STATED PROBLEM -
Please transcribe the data that follows without the pictures, keeping every word the same.
** START OF MATERIAL FOR THE TASK **
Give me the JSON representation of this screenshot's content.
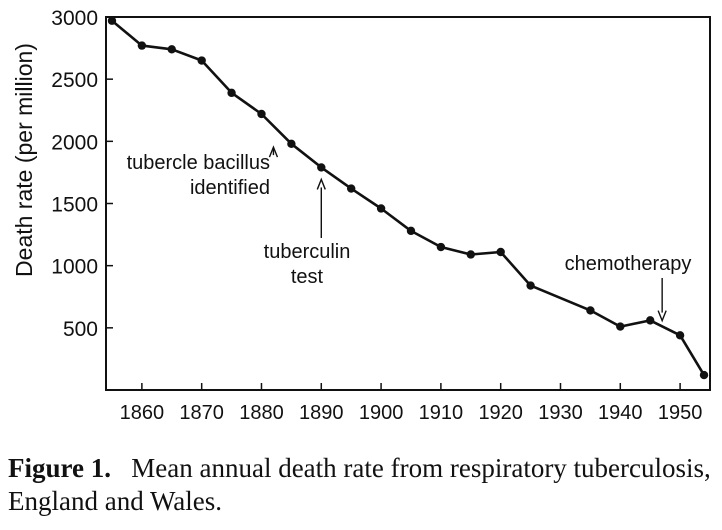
{
  "chart_data": {
    "type": "line",
    "xlabel": "",
    "ylabel": "Death rate  (per million)",
    "xlim": [
      1854,
      1955
    ],
    "ylim": [
      0,
      3000
    ],
    "x_ticks": [
      1860,
      1870,
      1880,
      1890,
      1900,
      1910,
      1920,
      1930,
      1940,
      1950
    ],
    "y_ticks": [
      500,
      1000,
      1500,
      2000,
      2500,
      3000
    ],
    "grid": false,
    "series": [
      {
        "x": [
          1855,
          1860,
          1865,
          1870,
          1875,
          1880,
          1885,
          1890,
          1895,
          1900,
          1905,
          1910,
          1915,
          1920,
          1925,
          1935,
          1940,
          1945,
          1950,
          1954
        ],
        "y": [
          2970,
          2770,
          2740,
          2650,
          2390,
          2220,
          1980,
          1790,
          1620,
          1460,
          1280,
          1150,
          1090,
          1110,
          840,
          640,
          510,
          560,
          440,
          120
        ]
      }
    ],
    "annotations": [
      {
        "text_lines": [
          "tubercle bacillus",
          "identified"
        ],
        "x": 1882,
        "y": 2050
      },
      {
        "text_lines": [
          "tuberculin",
          "test"
        ],
        "x": 1890,
        "y": 1790
      },
      {
        "text_lines": [
          "chemotherapy"
        ],
        "x": 1947,
        "y": 510
      }
    ]
  },
  "caption": {
    "label": "Figure 1.",
    "text": "Mean annual death rate from respiratory tuberculosis, England and Wales."
  },
  "colors": {
    "ink": "#111111",
    "background": "#ffffff"
  }
}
** END OF MATERIAL FOR THE TASK **
RESULT OF THE TASK -
Give me the JSON representation of this screenshot's content.
{
  "chart_data": {
    "type": "line",
    "xlabel": "",
    "ylabel": "Death rate  (per million)",
    "xlim": [
      1854,
      1955
    ],
    "ylim": [
      0,
      3000
    ],
    "x_ticks": [
      1860,
      1870,
      1880,
      1890,
      1900,
      1910,
      1920,
      1930,
      1940,
      1950
    ],
    "y_ticks": [
      500,
      1000,
      1500,
      2000,
      2500,
      3000
    ],
    "grid": false,
    "series": [
      {
        "x": [
          1855,
          1860,
          1865,
          1870,
          1875,
          1880,
          1885,
          1890,
          1895,
          1900,
          1905,
          1910,
          1915,
          1920,
          1925,
          1935,
          1940,
          1945,
          1950,
          1954
        ],
        "y": [
          2970,
          2770,
          2740,
          2650,
          2390,
          2220,
          1980,
          1790,
          1620,
          1460,
          1280,
          1150,
          1090,
          1110,
          840,
          640,
          510,
          560,
          440,
          120
        ]
      }
    ],
    "annotations": [
      {
        "text_lines": [
          "tubercle bacillus",
          "identified"
        ],
        "x": 1882,
        "y": 2050
      },
      {
        "text_lines": [
          "tuberculin",
          "test"
        ],
        "x": 1890,
        "y": 1790
      },
      {
        "text_lines": [
          "chemotherapy"
        ],
        "x": 1947,
        "y": 510
      }
    ]
  },
  "caption": {
    "label": "Figure 1.",
    "text": "Mean annual death rate from respiratory tuberculosis, England and Wales."
  },
  "colors": {
    "ink": "#111111",
    "background": "#ffffff"
  }
}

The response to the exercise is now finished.